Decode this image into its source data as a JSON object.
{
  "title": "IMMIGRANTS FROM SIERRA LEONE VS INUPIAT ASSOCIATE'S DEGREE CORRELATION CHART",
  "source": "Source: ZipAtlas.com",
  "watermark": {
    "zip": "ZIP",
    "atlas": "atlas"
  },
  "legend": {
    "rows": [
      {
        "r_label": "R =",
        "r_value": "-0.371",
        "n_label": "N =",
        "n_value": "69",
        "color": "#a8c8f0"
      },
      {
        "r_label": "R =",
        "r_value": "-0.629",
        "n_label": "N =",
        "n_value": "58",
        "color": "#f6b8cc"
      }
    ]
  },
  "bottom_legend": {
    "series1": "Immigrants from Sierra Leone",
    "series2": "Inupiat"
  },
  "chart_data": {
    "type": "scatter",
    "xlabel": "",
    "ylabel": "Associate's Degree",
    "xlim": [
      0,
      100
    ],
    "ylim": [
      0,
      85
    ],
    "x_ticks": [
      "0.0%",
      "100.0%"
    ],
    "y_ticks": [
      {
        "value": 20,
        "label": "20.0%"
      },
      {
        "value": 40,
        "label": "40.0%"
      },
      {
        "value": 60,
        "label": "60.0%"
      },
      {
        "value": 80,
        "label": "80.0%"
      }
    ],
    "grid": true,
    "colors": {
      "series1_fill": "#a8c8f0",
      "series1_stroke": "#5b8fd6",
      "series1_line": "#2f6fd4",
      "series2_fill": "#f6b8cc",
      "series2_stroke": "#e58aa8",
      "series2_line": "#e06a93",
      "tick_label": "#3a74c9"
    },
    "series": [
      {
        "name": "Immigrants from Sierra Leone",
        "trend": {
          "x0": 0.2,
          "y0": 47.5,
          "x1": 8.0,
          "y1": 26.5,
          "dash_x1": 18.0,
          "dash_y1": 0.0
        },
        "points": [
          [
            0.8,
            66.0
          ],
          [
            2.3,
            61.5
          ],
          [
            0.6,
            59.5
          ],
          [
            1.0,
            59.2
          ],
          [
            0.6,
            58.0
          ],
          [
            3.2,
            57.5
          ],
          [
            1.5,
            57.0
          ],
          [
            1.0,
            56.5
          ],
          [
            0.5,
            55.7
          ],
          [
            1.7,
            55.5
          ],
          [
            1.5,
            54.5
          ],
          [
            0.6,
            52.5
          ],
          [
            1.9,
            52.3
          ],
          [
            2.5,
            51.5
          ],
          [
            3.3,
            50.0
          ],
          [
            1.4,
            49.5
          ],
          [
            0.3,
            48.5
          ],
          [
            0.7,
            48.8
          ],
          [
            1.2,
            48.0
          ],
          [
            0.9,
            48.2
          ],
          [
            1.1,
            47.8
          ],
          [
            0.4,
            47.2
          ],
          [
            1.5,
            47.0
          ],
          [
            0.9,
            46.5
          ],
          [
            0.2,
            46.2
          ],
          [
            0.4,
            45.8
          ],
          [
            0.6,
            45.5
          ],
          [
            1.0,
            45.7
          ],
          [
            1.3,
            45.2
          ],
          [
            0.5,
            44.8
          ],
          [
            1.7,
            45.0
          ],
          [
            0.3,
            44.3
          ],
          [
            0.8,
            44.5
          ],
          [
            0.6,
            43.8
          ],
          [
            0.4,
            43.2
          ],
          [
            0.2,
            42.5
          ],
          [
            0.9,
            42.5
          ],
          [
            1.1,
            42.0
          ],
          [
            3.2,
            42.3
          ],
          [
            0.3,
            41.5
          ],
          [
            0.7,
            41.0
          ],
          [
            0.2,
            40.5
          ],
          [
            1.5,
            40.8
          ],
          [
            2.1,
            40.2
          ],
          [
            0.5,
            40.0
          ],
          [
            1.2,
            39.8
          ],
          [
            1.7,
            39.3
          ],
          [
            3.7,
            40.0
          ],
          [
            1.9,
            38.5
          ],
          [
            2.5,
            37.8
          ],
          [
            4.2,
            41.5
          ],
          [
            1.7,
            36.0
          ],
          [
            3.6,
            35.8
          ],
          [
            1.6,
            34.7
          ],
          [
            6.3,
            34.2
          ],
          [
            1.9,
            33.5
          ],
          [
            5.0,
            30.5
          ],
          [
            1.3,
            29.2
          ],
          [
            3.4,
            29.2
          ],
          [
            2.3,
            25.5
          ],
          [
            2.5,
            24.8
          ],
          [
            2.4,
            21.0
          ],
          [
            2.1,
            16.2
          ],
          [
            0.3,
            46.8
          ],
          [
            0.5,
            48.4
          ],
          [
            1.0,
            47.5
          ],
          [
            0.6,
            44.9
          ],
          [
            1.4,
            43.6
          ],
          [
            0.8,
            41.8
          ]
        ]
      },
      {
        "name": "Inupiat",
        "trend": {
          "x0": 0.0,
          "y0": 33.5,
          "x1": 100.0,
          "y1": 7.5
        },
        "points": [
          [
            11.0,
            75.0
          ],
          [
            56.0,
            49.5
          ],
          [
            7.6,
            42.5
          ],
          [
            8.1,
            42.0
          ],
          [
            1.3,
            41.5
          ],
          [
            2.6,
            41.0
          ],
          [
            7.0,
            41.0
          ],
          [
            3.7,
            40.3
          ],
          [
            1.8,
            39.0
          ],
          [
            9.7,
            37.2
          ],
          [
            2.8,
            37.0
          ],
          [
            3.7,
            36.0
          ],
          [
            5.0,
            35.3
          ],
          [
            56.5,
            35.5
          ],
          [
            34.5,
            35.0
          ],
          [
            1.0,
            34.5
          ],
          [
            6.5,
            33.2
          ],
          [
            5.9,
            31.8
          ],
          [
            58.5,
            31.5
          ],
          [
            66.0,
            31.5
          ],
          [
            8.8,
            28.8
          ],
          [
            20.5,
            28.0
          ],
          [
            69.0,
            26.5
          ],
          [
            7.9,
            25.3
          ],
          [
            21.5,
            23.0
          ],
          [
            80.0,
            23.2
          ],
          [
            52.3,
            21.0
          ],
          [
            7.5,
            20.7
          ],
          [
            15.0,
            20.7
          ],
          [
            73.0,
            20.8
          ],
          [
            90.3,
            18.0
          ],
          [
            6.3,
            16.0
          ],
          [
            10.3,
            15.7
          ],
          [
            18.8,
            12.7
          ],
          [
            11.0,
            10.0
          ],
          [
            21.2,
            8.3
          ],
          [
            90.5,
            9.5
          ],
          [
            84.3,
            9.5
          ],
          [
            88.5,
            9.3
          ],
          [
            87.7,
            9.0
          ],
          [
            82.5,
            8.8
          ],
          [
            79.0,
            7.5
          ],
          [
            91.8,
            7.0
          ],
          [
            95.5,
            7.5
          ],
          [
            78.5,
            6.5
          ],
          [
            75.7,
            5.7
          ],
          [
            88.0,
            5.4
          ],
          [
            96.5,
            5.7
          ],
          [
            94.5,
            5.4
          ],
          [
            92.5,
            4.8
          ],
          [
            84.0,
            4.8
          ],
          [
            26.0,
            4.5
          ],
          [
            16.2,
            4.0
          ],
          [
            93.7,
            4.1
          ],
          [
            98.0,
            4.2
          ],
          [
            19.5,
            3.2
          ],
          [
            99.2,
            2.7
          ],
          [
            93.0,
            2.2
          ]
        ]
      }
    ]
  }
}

WRITTEN INSTRUCTION:
Exactly reproduce every line of the data above.

WORKED SOLUTION:
Decode this image into its source data as a JSON object.
{
  "title": "IMMIGRANTS FROM SIERRA LEONE VS INUPIAT ASSOCIATE'S DEGREE CORRELATION CHART",
  "source": "Source: ZipAtlas.com",
  "watermark": {
    "zip": "ZIP",
    "atlas": "atlas"
  },
  "legend": {
    "rows": [
      {
        "r_label": "R =",
        "r_value": "-0.371",
        "n_label": "N =",
        "n_value": "69",
        "color": "#a8c8f0"
      },
      {
        "r_label": "R =",
        "r_value": "-0.629",
        "n_label": "N =",
        "n_value": "58",
        "color": "#f6b8cc"
      }
    ]
  },
  "bottom_legend": {
    "series1": "Immigrants from Sierra Leone",
    "series2": "Inupiat"
  },
  "chart_data": {
    "type": "scatter",
    "xlabel": "",
    "ylabel": "Associate's Degree",
    "xlim": [
      0,
      100
    ],
    "ylim": [
      0,
      85
    ],
    "x_ticks": [
      "0.0%",
      "100.0%"
    ],
    "y_ticks": [
      {
        "value": 20,
        "label": "20.0%"
      },
      {
        "value": 40,
        "label": "40.0%"
      },
      {
        "value": 60,
        "label": "60.0%"
      },
      {
        "value": 80,
        "label": "80.0%"
      }
    ],
    "grid": true,
    "colors": {
      "series1_fill": "#a8c8f0",
      "series1_stroke": "#5b8fd6",
      "series1_line": "#2f6fd4",
      "series2_fill": "#f6b8cc",
      "series2_stroke": "#e58aa8",
      "series2_line": "#e06a93",
      "tick_label": "#3a74c9"
    },
    "series": [
      {
        "name": "Immigrants from Sierra Leone",
        "trend": {
          "x0": 0.2,
          "y0": 47.5,
          "x1": 8.0,
          "y1": 26.5,
          "dash_x1": 18.0,
          "dash_y1": 0.0
        },
        "points": [
          [
            0.8,
            66.0
          ],
          [
            2.3,
            61.5
          ],
          [
            0.6,
            59.5
          ],
          [
            1.0,
            59.2
          ],
          [
            0.6,
            58.0
          ],
          [
            3.2,
            57.5
          ],
          [
            1.5,
            57.0
          ],
          [
            1.0,
            56.5
          ],
          [
            0.5,
            55.7
          ],
          [
            1.7,
            55.5
          ],
          [
            1.5,
            54.5
          ],
          [
            0.6,
            52.5
          ],
          [
            1.9,
            52.3
          ],
          [
            2.5,
            51.5
          ],
          [
            3.3,
            50.0
          ],
          [
            1.4,
            49.5
          ],
          [
            0.3,
            48.5
          ],
          [
            0.7,
            48.8
          ],
          [
            1.2,
            48.0
          ],
          [
            0.9,
            48.2
          ],
          [
            1.1,
            47.8
          ],
          [
            0.4,
            47.2
          ],
          [
            1.5,
            47.0
          ],
          [
            0.9,
            46.5
          ],
          [
            0.2,
            46.2
          ],
          [
            0.4,
            45.8
          ],
          [
            0.6,
            45.5
          ],
          [
            1.0,
            45.7
          ],
          [
            1.3,
            45.2
          ],
          [
            0.5,
            44.8
          ],
          [
            1.7,
            45.0
          ],
          [
            0.3,
            44.3
          ],
          [
            0.8,
            44.5
          ],
          [
            0.6,
            43.8
          ],
          [
            0.4,
            43.2
          ],
          [
            0.2,
            42.5
          ],
          [
            0.9,
            42.5
          ],
          [
            1.1,
            42.0
          ],
          [
            3.2,
            42.3
          ],
          [
            0.3,
            41.5
          ],
          [
            0.7,
            41.0
          ],
          [
            0.2,
            40.5
          ],
          [
            1.5,
            40.8
          ],
          [
            2.1,
            40.2
          ],
          [
            0.5,
            40.0
          ],
          [
            1.2,
            39.8
          ],
          [
            1.7,
            39.3
          ],
          [
            3.7,
            40.0
          ],
          [
            1.9,
            38.5
          ],
          [
            2.5,
            37.8
          ],
          [
            4.2,
            41.5
          ],
          [
            1.7,
            36.0
          ],
          [
            3.6,
            35.8
          ],
          [
            1.6,
            34.7
          ],
          [
            6.3,
            34.2
          ],
          [
            1.9,
            33.5
          ],
          [
            5.0,
            30.5
          ],
          [
            1.3,
            29.2
          ],
          [
            3.4,
            29.2
          ],
          [
            2.3,
            25.5
          ],
          [
            2.5,
            24.8
          ],
          [
            2.4,
            21.0
          ],
          [
            2.1,
            16.2
          ],
          [
            0.3,
            46.8
          ],
          [
            0.5,
            48.4
          ],
          [
            1.0,
            47.5
          ],
          [
            0.6,
            44.9
          ],
          [
            1.4,
            43.6
          ],
          [
            0.8,
            41.8
          ]
        ]
      },
      {
        "name": "Inupiat",
        "trend": {
          "x0": 0.0,
          "y0": 33.5,
          "x1": 100.0,
          "y1": 7.5
        },
        "points": [
          [
            11.0,
            75.0
          ],
          [
            56.0,
            49.5
          ],
          [
            7.6,
            42.5
          ],
          [
            8.1,
            42.0
          ],
          [
            1.3,
            41.5
          ],
          [
            2.6,
            41.0
          ],
          [
            7.0,
            41.0
          ],
          [
            3.7,
            40.3
          ],
          [
            1.8,
            39.0
          ],
          [
            9.7,
            37.2
          ],
          [
            2.8,
            37.0
          ],
          [
            3.7,
            36.0
          ],
          [
            5.0,
            35.3
          ],
          [
            56.5,
            35.5
          ],
          [
            34.5,
            35.0
          ],
          [
            1.0,
            34.5
          ],
          [
            6.5,
            33.2
          ],
          [
            5.9,
            31.8
          ],
          [
            58.5,
            31.5
          ],
          [
            66.0,
            31.5
          ],
          [
            8.8,
            28.8
          ],
          [
            20.5,
            28.0
          ],
          [
            69.0,
            26.5
          ],
          [
            7.9,
            25.3
          ],
          [
            21.5,
            23.0
          ],
          [
            80.0,
            23.2
          ],
          [
            52.3,
            21.0
          ],
          [
            7.5,
            20.7
          ],
          [
            15.0,
            20.7
          ],
          [
            73.0,
            20.8
          ],
          [
            90.3,
            18.0
          ],
          [
            6.3,
            16.0
          ],
          [
            10.3,
            15.7
          ],
          [
            18.8,
            12.7
          ],
          [
            11.0,
            10.0
          ],
          [
            21.2,
            8.3
          ],
          [
            90.5,
            9.5
          ],
          [
            84.3,
            9.5
          ],
          [
            88.5,
            9.3
          ],
          [
            87.7,
            9.0
          ],
          [
            82.5,
            8.8
          ],
          [
            79.0,
            7.5
          ],
          [
            91.8,
            7.0
          ],
          [
            95.5,
            7.5
          ],
          [
            78.5,
            6.5
          ],
          [
            75.7,
            5.7
          ],
          [
            88.0,
            5.4
          ],
          [
            96.5,
            5.7
          ],
          [
            94.5,
            5.4
          ],
          [
            92.5,
            4.8
          ],
          [
            84.0,
            4.8
          ],
          [
            26.0,
            4.5
          ],
          [
            16.2,
            4.0
          ],
          [
            93.7,
            4.1
          ],
          [
            98.0,
            4.2
          ],
          [
            19.5,
            3.2
          ],
          [
            99.2,
            2.7
          ],
          [
            93.0,
            2.2
          ]
        ]
      }
    ]
  }
}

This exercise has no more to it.